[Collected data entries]
────────

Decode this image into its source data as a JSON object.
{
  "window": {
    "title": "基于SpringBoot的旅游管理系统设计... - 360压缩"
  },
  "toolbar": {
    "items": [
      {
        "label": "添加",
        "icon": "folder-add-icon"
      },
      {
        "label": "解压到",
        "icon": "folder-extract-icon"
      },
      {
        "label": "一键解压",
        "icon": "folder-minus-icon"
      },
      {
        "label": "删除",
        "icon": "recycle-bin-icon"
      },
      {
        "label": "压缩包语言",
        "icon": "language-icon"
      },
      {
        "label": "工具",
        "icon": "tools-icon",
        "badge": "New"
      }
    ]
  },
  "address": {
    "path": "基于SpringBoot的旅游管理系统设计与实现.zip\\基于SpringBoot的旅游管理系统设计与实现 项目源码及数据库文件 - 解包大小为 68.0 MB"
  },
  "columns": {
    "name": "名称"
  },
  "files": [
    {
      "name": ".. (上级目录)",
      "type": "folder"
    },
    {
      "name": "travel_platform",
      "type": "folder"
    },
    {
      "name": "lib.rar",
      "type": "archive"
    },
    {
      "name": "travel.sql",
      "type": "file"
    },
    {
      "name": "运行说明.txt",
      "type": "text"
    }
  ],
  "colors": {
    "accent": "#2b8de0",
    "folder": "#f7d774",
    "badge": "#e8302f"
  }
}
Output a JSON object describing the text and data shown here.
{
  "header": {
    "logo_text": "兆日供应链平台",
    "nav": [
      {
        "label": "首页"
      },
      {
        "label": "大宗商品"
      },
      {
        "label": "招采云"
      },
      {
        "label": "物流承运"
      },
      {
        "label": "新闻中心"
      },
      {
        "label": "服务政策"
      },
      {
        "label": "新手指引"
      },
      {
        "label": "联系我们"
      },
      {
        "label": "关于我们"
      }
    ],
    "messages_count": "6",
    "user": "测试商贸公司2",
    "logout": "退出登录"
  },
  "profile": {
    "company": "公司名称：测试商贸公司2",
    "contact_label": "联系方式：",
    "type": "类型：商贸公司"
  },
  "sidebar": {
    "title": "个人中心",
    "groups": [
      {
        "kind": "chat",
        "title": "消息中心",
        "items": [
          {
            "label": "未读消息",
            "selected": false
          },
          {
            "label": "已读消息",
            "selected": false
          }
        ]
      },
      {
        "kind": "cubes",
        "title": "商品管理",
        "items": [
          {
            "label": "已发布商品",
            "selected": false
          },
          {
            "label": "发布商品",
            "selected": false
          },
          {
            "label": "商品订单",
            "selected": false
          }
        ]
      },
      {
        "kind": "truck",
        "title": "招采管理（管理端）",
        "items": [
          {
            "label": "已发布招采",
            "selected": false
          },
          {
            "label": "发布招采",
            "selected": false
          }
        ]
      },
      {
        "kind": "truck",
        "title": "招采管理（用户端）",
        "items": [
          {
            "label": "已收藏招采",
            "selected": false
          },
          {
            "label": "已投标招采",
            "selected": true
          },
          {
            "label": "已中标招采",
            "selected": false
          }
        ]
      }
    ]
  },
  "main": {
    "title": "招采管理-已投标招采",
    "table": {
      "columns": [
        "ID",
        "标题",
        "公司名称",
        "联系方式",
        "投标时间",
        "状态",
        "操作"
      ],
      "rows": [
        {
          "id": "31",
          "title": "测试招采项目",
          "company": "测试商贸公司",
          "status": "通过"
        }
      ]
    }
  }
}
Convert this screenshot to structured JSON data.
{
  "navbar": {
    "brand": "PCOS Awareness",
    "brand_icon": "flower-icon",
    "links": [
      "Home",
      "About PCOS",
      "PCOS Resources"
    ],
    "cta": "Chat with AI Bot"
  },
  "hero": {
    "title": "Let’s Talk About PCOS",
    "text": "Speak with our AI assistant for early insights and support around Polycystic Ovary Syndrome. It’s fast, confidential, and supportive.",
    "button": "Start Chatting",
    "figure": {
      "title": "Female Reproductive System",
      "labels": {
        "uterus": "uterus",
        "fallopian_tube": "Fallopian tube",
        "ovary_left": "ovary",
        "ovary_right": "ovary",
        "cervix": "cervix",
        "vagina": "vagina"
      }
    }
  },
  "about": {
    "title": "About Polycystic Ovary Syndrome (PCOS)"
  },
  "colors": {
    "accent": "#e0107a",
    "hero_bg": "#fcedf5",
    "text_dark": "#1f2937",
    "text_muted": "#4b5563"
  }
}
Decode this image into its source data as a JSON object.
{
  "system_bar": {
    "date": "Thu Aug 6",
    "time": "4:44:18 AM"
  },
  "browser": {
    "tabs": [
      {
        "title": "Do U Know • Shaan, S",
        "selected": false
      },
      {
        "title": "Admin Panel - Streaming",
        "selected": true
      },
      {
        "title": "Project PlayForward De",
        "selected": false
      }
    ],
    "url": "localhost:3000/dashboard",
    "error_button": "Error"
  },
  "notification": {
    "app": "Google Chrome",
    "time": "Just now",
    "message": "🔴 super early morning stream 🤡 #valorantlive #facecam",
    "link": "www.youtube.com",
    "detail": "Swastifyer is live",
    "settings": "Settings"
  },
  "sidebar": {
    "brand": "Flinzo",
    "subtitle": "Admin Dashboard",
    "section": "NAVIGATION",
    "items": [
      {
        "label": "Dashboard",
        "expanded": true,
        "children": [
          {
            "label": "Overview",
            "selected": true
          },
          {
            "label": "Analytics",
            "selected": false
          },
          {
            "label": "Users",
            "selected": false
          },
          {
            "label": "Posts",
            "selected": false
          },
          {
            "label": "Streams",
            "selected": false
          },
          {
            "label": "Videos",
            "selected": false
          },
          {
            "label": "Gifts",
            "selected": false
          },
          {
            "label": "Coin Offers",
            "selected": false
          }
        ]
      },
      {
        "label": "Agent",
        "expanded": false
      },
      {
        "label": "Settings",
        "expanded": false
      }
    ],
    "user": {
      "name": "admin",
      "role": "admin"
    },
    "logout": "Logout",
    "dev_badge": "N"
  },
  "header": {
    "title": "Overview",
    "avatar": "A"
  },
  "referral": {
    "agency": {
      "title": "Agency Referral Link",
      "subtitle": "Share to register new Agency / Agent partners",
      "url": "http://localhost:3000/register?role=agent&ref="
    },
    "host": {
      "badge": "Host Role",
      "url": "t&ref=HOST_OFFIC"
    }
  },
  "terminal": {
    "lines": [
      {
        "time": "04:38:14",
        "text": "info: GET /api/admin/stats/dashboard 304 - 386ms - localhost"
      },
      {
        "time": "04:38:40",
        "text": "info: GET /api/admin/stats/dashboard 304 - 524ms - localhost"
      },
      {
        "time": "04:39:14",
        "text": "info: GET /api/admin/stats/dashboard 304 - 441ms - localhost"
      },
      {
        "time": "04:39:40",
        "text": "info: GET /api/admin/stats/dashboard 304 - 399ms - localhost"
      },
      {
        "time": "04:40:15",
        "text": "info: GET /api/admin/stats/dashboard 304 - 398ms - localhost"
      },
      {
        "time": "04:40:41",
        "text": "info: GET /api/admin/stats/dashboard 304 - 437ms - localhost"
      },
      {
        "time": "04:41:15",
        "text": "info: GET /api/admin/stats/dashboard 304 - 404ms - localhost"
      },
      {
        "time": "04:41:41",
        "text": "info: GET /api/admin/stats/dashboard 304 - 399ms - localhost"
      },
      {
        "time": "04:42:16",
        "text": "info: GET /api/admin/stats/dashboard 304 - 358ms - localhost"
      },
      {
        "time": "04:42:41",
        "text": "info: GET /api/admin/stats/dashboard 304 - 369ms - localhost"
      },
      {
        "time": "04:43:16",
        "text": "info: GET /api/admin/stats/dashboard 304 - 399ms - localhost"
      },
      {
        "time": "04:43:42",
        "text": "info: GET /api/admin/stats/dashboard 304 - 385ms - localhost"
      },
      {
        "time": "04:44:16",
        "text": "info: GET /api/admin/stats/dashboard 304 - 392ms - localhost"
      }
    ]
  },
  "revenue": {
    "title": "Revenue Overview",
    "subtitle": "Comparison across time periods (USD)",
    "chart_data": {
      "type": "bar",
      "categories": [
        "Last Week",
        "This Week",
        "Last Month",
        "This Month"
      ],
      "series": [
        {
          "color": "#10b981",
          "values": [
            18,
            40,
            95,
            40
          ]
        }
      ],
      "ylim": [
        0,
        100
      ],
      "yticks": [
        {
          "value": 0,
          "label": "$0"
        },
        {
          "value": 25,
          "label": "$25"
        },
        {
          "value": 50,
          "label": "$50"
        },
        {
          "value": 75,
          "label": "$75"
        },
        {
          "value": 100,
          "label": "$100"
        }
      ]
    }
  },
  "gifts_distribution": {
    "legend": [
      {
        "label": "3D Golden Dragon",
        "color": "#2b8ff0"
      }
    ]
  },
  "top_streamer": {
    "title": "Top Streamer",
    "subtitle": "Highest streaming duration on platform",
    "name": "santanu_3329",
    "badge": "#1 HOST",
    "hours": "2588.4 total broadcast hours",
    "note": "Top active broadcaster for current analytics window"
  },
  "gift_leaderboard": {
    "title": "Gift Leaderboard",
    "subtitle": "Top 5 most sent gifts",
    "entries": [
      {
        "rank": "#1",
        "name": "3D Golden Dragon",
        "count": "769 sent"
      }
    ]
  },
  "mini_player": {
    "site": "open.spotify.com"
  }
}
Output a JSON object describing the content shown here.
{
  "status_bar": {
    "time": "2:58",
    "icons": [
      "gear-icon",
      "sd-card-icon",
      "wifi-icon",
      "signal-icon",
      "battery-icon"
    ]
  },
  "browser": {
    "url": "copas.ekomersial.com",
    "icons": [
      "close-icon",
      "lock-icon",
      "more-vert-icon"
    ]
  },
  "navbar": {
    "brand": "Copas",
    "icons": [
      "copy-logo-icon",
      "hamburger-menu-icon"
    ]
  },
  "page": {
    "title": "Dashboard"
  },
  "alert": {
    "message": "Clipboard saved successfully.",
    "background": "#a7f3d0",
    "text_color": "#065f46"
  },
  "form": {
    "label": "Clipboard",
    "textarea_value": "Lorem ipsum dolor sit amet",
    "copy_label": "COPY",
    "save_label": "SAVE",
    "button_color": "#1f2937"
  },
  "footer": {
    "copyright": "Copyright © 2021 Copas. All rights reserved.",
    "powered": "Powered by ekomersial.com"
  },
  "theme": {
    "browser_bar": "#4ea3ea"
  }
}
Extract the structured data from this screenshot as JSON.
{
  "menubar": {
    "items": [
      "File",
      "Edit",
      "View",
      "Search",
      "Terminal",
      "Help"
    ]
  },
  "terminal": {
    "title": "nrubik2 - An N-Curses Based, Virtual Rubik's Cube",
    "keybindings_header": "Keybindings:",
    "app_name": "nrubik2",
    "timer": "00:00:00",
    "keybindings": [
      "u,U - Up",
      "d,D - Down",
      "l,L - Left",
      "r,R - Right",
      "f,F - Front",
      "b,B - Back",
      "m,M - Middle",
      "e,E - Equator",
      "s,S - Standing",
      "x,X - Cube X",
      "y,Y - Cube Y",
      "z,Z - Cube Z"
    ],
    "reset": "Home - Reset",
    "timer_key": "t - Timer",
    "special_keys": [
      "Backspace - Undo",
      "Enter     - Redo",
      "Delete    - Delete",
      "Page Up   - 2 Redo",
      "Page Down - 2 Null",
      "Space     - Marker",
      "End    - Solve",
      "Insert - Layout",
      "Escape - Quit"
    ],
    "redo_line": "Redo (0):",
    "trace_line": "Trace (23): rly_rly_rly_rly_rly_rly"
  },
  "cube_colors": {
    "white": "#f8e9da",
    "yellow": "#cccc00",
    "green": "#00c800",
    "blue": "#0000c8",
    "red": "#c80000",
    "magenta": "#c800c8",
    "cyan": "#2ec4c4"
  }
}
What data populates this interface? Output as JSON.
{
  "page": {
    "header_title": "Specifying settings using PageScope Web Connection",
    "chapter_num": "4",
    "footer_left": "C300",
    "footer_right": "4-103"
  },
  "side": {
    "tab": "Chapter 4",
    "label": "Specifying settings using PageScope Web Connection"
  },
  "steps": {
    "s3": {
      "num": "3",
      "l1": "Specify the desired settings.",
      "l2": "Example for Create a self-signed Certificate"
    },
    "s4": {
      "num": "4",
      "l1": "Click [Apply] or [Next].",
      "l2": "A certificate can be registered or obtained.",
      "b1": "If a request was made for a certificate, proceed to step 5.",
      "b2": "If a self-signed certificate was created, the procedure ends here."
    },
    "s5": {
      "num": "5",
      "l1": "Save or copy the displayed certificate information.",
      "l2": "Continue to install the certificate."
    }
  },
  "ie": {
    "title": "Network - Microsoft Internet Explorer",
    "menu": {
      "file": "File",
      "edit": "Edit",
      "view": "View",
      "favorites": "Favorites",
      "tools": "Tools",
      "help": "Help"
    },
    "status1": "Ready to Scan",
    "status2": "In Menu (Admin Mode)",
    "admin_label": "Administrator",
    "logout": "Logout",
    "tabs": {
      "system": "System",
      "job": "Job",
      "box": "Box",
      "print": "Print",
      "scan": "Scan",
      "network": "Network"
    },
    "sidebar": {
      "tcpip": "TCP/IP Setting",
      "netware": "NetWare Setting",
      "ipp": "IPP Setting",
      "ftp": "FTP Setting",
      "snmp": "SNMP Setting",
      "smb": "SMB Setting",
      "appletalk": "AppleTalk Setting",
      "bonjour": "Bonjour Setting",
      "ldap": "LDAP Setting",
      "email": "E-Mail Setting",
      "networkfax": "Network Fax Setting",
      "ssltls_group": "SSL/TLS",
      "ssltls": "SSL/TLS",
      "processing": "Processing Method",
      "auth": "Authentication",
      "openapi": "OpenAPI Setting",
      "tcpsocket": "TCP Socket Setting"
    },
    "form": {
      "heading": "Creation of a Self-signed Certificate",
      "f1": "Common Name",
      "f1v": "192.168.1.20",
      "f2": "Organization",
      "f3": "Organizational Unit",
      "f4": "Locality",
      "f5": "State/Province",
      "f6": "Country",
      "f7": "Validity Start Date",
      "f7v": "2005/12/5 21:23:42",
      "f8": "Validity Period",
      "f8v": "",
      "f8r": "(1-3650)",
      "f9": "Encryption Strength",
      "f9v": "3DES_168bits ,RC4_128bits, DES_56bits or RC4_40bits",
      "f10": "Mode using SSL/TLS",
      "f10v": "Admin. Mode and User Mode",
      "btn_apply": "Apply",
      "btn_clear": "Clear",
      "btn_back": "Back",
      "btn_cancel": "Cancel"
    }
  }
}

────────

The problem » Check every line of the data, and copy the ones that contain "Validity".

Solution »
      "f7": "Validity Start Date",
      "f8": "Validity Period",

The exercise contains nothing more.